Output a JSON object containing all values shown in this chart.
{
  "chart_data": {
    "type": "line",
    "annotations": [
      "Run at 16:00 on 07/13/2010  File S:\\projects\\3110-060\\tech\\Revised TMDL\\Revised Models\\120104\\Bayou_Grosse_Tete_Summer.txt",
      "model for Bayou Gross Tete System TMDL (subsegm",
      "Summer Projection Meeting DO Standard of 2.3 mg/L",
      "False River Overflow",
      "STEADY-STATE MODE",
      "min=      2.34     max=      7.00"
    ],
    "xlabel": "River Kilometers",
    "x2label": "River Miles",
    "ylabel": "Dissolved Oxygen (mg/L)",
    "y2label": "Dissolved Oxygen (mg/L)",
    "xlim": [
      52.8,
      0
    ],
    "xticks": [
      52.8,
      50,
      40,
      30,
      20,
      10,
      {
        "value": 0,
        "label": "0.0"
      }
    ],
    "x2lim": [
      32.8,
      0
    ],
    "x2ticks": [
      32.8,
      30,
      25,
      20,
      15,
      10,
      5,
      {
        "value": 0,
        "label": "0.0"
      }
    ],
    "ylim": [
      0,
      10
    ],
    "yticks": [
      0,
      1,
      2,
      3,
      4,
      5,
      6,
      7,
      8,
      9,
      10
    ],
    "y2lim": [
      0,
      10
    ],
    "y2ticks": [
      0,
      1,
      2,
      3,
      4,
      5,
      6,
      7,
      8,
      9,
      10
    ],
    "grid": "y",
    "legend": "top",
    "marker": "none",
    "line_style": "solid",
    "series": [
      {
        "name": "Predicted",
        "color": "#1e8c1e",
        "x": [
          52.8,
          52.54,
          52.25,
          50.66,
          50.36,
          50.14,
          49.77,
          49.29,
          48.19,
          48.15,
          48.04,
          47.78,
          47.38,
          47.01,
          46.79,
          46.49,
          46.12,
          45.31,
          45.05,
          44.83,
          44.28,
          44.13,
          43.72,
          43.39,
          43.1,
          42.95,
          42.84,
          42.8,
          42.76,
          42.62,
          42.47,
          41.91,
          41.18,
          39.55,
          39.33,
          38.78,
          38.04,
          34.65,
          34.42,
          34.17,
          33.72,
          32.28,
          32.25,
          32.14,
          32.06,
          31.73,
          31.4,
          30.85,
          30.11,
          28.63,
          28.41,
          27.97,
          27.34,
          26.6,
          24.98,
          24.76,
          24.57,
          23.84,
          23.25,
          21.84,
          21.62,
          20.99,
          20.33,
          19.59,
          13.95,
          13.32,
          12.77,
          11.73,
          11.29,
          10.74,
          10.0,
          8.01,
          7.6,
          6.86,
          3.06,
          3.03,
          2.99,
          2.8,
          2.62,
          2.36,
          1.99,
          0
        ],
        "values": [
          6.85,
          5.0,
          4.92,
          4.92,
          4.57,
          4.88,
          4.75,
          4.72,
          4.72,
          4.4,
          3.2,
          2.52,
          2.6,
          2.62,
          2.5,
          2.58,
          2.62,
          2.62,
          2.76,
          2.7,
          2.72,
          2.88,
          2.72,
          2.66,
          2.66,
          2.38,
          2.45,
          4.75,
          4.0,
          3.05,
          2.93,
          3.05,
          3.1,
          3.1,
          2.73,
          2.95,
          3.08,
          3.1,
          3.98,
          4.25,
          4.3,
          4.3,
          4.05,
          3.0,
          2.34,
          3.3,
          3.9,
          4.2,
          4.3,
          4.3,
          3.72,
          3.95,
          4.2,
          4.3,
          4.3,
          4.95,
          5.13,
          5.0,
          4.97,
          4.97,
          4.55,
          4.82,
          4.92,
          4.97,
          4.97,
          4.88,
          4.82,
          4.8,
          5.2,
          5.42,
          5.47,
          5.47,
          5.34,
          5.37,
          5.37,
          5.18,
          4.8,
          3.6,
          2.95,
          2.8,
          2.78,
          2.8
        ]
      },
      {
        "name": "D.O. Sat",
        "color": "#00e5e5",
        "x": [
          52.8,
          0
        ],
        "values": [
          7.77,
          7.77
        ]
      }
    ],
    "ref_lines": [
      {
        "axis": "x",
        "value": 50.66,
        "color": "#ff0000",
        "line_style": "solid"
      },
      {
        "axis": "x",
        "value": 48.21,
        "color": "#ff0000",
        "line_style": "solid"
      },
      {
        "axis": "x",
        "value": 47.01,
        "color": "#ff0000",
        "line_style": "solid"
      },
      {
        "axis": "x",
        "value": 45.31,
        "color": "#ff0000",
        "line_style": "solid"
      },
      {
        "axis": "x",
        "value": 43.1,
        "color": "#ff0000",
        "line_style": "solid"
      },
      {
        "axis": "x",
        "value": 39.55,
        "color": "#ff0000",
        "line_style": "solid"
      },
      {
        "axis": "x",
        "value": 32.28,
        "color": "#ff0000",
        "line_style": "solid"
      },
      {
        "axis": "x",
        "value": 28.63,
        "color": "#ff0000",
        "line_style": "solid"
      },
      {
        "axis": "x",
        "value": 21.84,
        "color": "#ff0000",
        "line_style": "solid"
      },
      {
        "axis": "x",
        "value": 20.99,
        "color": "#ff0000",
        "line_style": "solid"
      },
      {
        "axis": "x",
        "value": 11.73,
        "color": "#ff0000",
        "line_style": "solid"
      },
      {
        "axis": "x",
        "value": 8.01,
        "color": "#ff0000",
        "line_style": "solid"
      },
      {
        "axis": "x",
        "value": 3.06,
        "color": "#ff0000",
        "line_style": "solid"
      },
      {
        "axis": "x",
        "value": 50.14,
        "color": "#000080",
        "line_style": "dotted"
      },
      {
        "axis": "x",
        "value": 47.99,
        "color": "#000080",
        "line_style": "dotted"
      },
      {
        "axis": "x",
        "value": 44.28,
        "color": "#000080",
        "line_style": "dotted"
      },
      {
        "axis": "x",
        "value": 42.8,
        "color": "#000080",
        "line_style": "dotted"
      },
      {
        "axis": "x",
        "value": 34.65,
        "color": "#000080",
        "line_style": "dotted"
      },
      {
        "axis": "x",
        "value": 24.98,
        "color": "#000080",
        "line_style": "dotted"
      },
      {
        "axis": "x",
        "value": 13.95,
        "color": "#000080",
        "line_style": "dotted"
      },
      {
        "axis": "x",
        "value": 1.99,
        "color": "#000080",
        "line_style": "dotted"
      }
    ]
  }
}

•••••

Repeat the data above, word for word.

Output a JSON object containing all values shown in this chart.
{
  "chart_data": {
    "type": "line",
    "annotations": [
      "Run at 16:00 on 07/13/2010  File S:\\projects\\3110-060\\tech\\Revised TMDL\\Revised Models\\120104\\Bayou_Grosse_Tete_Summer.txt",
      "model for Bayou Gross Tete System TMDL (subsegm",
      "Summer Projection Meeting DO Standard of 2.3 mg/L",
      "False River Overflow",
      "STEADY-STATE MODE",
      "min=      2.34     max=      7.00"
    ],
    "xlabel": "River Kilometers",
    "x2label": "River Miles",
    "ylabel": "Dissolved Oxygen (mg/L)",
    "y2label": "Dissolved Oxygen (mg/L)",
    "xlim": [
      52.8,
      0
    ],
    "xticks": [
      52.8,
      50,
      40,
      30,
      20,
      10,
      {
        "value": 0,
        "label": "0.0"
      }
    ],
    "x2lim": [
      32.8,
      0
    ],
    "x2ticks": [
      32.8,
      30,
      25,
      20,
      15,
      10,
      5,
      {
        "value": 0,
        "label": "0.0"
      }
    ],
    "ylim": [
      0,
      10
    ],
    "yticks": [
      0,
      1,
      2,
      3,
      4,
      5,
      6,
      7,
      8,
      9,
      10
    ],
    "y2lim": [
      0,
      10
    ],
    "y2ticks": [
      0,
      1,
      2,
      3,
      4,
      5,
      6,
      7,
      8,
      9,
      10
    ],
    "grid": "y",
    "legend": "top",
    "marker": "none",
    "line_style": "solid",
    "series": [
      {
        "name": "Predicted",
        "color": "#1e8c1e",
        "x": [
          52.8,
          52.54,
          52.25,
          50.66,
          50.36,
          50.14,
          49.77,
          49.29,
          48.19,
          48.15,
          48.04,
          47.78,
          47.38,
          47.01,
          46.79,
          46.49,
          46.12,
          45.31,
          45.05,
          44.83,
          44.28,
          44.13,
          43.72,
          43.39,
          43.1,
          42.95,
          42.84,
          42.8,
          42.76,
          42.62,
          42.47,
          41.91,
          41.18,
          39.55,
          39.33,
          38.78,
          38.04,
          34.65,
          34.42,
          34.17,
          33.72,
          32.28,
          32.25,
          32.14,
          32.06,
          31.73,
          31.4,
          30.85,
          30.11,
          28.63,
          28.41,
          27.97,
          27.34,
          26.6,
          24.98,
          24.76,
          24.57,
          23.84,
          23.25,
          21.84,
          21.62,
          20.99,
          20.33,
          19.59,
          13.95,
          13.32,
          12.77,
          11.73,
          11.29,
          10.74,
          10.0,
          8.01,
          7.6,
          6.86,
          3.06,
          3.03,
          2.99,
          2.8,
          2.62,
          2.36,
          1.99,
          0
        ],
        "values": [
          6.85,
          5.0,
          4.92,
          4.92,
          4.57,
          4.88,
          4.75,
          4.72,
          4.72,
          4.4,
          3.2,
          2.52,
          2.6,
          2.62,
          2.5,
          2.58,
          2.62,
          2.62,
          2.76,
          2.7,
          2.72,
          2.88,
          2.72,
          2.66,
          2.66,
          2.38,
          2.45,
          4.75,
          4.0,
          3.05,
          2.93,
          3.05,
          3.1,
          3.1,
          2.73,
          2.95,
          3.08,
          3.1,
          3.98,
          4.25,
          4.3,
          4.3,
          4.05,
          3.0,
          2.34,
          3.3,
          3.9,
          4.2,
          4.3,
          4.3,
          3.72,
          3.95,
          4.2,
          4.3,
          4.3,
          4.95,
          5.13,
          5.0,
          4.97,
          4.97,
          4.55,
          4.82,
          4.92,
          4.97,
          4.97,
          4.88,
          4.82,
          4.8,
          5.2,
          5.42,
          5.47,
          5.47,
          5.34,
          5.37,
          5.37,
          5.18,
          4.8,
          3.6,
          2.95,
          2.8,
          2.78,
          2.8
        ]
      },
      {
        "name": "D.O. Sat",
        "color": "#00e5e5",
        "x": [
          52.8,
          0
        ],
        "values": [
          7.77,
          7.77
        ]
      }
    ],
    "ref_lines": [
      {
        "axis": "x",
        "value": 50.66,
        "color": "#ff0000",
        "line_style": "solid"
      },
      {
        "axis": "x",
        "value": 48.21,
        "color": "#ff0000",
        "line_style": "solid"
      },
      {
        "axis": "x",
        "value": 47.01,
        "color": "#ff0000",
        "line_style": "solid"
      },
      {
        "axis": "x",
        "value": 45.31,
        "color": "#ff0000",
        "line_style": "solid"
      },
      {
        "axis": "x",
        "value": 43.1,
        "color": "#ff0000",
        "line_style": "solid"
      },
      {
        "axis": "x",
        "value": 39.55,
        "color": "#ff0000",
        "line_style": "solid"
      },
      {
        "axis": "x",
        "value": 32.28,
        "color": "#ff0000",
        "line_style": "solid"
      },
      {
        "axis": "x",
        "value": 28.63,
        "color": "#ff0000",
        "line_style": "solid"
      },
      {
        "axis": "x",
        "value": 21.84,
        "color": "#ff0000",
        "line_style": "solid"
      },
      {
        "axis": "x",
        "value": 20.99,
        "color": "#ff0000",
        "line_style": "solid"
      },
      {
        "axis": "x",
        "value": 11.73,
        "color": "#ff0000",
        "line_style": "solid"
      },
      {
        "axis": "x",
        "value": 8.01,
        "color": "#ff0000",
        "line_style": "solid"
      },
      {
        "axis": "x",
        "value": 3.06,
        "color": "#ff0000",
        "line_style": "solid"
      },
      {
        "axis": "x",
        "value": 50.14,
        "color": "#000080",
        "line_style": "dotted"
      },
      {
        "axis": "x",
        "value": 47.99,
        "color": "#000080",
        "line_style": "dotted"
      },
      {
        "axis": "x",
        "value": 44.28,
        "color": "#000080",
        "line_style": "dotted"
      },
      {
        "axis": "x",
        "value": 42.8,
        "color": "#000080",
        "line_style": "dotted"
      },
      {
        "axis": "x",
        "value": 34.65,
        "color": "#000080",
        "line_style": "dotted"
      },
      {
        "axis": "x",
        "value": 24.98,
        "color": "#000080",
        "line_style": "dotted"
      },
      {
        "axis": "x",
        "value": 13.95,
        "color": "#000080",
        "line_style": "dotted"
      },
      {
        "axis": "x",
        "value": 1.99,
        "color": "#000080",
        "line_style": "dotted"
      }
    ]
  }
}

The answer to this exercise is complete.